— Exercise aim —
Lines containing "type" are to be counted. Give the number and nothing more.

:: Data excerpts

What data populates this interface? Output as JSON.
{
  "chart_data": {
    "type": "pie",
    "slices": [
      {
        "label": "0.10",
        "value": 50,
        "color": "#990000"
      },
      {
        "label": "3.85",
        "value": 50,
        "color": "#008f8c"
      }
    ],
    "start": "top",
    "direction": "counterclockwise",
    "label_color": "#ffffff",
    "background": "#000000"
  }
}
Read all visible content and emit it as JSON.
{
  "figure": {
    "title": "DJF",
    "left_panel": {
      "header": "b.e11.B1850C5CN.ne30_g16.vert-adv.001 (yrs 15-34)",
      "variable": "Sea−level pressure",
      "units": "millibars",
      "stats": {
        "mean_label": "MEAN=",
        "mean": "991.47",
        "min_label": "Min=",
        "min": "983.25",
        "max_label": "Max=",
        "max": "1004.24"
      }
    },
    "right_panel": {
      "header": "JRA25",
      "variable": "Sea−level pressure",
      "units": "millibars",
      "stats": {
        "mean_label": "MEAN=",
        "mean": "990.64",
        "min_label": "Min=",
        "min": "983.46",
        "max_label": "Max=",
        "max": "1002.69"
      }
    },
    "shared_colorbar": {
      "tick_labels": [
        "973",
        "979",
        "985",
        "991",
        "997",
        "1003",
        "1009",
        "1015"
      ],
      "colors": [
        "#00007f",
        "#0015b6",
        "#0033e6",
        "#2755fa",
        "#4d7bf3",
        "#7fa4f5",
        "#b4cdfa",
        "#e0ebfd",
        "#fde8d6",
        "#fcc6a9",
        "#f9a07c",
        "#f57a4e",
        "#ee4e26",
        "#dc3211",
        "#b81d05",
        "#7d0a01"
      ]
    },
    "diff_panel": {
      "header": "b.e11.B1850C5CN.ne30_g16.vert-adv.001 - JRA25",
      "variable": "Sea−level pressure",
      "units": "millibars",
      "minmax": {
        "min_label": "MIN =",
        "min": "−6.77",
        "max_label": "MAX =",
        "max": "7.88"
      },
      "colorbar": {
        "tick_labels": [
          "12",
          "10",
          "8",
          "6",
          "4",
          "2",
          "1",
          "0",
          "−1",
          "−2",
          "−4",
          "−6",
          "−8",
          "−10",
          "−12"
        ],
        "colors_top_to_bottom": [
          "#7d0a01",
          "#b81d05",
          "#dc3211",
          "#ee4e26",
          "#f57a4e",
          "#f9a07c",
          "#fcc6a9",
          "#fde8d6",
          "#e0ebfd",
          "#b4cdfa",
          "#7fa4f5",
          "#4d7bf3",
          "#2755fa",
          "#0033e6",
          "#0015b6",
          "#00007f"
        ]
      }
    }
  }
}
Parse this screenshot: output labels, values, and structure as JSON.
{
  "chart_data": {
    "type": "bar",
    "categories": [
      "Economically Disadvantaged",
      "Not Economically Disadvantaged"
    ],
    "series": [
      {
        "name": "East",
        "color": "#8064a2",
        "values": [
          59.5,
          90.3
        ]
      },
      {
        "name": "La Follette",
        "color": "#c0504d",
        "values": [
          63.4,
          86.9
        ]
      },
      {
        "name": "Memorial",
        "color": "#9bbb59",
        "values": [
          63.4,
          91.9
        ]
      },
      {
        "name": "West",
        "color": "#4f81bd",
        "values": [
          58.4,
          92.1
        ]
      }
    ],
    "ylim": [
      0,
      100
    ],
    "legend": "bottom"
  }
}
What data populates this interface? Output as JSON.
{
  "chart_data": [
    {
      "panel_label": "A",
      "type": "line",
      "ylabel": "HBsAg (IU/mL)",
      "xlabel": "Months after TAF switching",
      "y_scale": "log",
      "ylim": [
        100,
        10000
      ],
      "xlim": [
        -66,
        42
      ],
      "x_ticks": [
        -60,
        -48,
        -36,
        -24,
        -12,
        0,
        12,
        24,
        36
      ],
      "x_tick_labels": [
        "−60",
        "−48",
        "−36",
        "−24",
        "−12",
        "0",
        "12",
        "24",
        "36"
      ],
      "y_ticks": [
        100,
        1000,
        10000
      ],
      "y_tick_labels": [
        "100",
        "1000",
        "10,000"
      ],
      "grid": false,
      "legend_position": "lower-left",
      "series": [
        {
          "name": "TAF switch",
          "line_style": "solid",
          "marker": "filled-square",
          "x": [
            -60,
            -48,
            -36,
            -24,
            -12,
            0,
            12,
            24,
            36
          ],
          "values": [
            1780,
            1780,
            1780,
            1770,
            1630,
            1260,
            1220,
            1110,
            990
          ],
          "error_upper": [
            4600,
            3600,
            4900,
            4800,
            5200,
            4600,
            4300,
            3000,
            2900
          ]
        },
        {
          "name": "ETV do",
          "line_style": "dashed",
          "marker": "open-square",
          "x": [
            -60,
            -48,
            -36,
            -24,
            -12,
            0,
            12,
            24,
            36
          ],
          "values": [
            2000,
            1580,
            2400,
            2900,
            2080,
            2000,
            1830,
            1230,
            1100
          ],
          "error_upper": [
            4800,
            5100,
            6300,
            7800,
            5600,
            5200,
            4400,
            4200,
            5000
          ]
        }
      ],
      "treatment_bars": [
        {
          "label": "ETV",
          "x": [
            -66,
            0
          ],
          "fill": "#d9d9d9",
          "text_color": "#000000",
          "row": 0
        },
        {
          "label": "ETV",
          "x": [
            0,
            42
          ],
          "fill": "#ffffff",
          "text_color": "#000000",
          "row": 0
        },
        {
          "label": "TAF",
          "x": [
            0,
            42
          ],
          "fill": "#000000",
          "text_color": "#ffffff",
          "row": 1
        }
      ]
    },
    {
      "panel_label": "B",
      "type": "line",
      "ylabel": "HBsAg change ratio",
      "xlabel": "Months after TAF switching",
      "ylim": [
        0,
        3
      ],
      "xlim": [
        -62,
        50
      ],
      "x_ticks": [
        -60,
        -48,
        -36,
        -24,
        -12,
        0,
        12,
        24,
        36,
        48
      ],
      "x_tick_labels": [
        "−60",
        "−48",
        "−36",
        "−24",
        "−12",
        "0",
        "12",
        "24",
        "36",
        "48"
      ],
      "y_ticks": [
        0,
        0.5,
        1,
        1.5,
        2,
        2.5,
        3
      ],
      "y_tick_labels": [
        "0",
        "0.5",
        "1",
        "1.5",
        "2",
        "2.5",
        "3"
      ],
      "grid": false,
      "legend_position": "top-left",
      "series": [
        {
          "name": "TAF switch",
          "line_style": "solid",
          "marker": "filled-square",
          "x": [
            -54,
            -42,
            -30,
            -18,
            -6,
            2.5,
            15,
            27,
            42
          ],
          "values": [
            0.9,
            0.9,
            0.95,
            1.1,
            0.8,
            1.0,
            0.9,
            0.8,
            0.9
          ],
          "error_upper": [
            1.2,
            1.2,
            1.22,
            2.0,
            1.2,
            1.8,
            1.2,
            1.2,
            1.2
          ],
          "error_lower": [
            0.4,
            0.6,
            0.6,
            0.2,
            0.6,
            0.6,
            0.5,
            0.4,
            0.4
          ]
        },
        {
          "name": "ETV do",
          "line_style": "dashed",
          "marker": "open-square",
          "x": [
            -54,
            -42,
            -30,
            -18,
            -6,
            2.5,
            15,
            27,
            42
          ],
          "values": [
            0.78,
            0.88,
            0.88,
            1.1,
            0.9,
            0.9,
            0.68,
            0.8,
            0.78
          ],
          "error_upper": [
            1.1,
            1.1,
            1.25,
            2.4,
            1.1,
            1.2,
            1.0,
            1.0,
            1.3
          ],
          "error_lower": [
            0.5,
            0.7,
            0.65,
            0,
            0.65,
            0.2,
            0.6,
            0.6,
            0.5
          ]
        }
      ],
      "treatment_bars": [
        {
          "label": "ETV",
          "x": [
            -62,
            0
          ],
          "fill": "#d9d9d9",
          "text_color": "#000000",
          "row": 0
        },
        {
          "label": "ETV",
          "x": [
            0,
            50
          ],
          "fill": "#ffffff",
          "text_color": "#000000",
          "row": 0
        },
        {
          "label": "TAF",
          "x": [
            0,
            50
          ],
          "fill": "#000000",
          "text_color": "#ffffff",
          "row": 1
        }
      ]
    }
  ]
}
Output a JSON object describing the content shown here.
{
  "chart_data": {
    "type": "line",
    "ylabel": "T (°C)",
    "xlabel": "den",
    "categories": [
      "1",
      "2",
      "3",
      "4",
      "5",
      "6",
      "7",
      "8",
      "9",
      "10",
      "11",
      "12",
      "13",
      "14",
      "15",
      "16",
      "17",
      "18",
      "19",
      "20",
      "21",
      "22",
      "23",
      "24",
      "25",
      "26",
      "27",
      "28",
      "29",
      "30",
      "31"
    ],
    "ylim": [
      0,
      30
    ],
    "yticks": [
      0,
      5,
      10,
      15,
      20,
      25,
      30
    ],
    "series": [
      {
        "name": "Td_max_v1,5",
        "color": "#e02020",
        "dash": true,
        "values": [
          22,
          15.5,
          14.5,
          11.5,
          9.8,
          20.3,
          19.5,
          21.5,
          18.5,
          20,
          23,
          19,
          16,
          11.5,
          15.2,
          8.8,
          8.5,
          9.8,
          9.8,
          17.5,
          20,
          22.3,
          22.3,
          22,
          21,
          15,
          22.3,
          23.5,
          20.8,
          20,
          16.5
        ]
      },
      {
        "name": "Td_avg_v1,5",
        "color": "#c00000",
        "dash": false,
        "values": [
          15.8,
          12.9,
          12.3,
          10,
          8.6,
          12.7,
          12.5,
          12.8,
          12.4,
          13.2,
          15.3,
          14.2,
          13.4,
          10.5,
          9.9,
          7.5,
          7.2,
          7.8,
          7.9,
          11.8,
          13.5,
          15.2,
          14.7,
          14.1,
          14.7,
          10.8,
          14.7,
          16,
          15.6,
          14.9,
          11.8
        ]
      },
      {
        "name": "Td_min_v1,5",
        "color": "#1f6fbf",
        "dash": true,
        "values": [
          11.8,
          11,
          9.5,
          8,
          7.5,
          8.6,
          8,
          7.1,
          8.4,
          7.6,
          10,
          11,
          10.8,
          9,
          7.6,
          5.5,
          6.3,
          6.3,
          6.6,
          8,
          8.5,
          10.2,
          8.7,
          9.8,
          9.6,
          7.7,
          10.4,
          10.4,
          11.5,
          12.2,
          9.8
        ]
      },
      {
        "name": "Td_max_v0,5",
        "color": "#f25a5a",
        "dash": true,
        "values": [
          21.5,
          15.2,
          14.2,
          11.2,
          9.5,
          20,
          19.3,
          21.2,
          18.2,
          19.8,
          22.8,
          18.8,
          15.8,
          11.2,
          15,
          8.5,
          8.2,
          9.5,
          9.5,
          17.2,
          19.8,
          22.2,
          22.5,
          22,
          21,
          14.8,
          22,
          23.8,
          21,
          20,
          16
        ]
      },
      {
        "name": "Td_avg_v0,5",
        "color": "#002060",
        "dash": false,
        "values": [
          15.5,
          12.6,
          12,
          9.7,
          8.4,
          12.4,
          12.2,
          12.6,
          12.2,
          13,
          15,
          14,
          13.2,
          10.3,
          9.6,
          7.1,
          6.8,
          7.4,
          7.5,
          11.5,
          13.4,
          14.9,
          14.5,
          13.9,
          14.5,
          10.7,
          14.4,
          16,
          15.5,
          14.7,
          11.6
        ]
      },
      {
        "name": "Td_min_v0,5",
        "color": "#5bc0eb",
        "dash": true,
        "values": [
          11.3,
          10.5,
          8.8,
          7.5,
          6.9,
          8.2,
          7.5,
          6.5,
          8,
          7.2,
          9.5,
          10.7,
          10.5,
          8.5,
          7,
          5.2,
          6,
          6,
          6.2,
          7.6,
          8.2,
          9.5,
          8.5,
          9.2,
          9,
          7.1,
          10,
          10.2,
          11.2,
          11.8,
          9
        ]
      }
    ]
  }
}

::::

— Full answer —
5